** Start of INPUT MATERIAL **
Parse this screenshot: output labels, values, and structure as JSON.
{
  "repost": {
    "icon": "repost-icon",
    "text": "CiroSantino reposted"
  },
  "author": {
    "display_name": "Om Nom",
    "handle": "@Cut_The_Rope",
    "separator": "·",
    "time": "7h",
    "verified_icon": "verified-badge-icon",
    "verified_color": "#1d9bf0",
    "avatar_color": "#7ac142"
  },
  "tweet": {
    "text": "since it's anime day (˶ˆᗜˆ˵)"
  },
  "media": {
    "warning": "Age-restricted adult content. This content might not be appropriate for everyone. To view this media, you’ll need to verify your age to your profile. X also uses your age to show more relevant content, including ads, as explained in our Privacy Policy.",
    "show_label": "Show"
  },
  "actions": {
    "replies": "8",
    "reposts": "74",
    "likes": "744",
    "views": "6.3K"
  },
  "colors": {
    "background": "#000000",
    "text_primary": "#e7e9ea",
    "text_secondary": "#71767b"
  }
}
** End of INPUT MATERIAL **
● WRITTEN EXERCISE: Copy the lines from the entries above in which the word "media" appears.

● RESPONSE TO THIS EXERCISE:
  "media": {
    "warning": "Age-restricted adult content. This content might not be appropriate for everyone. To view this media, you’ll need to verify your age to your profile. X also uses your age to show more relevant content, including ads, as explained in our Privacy Policy.",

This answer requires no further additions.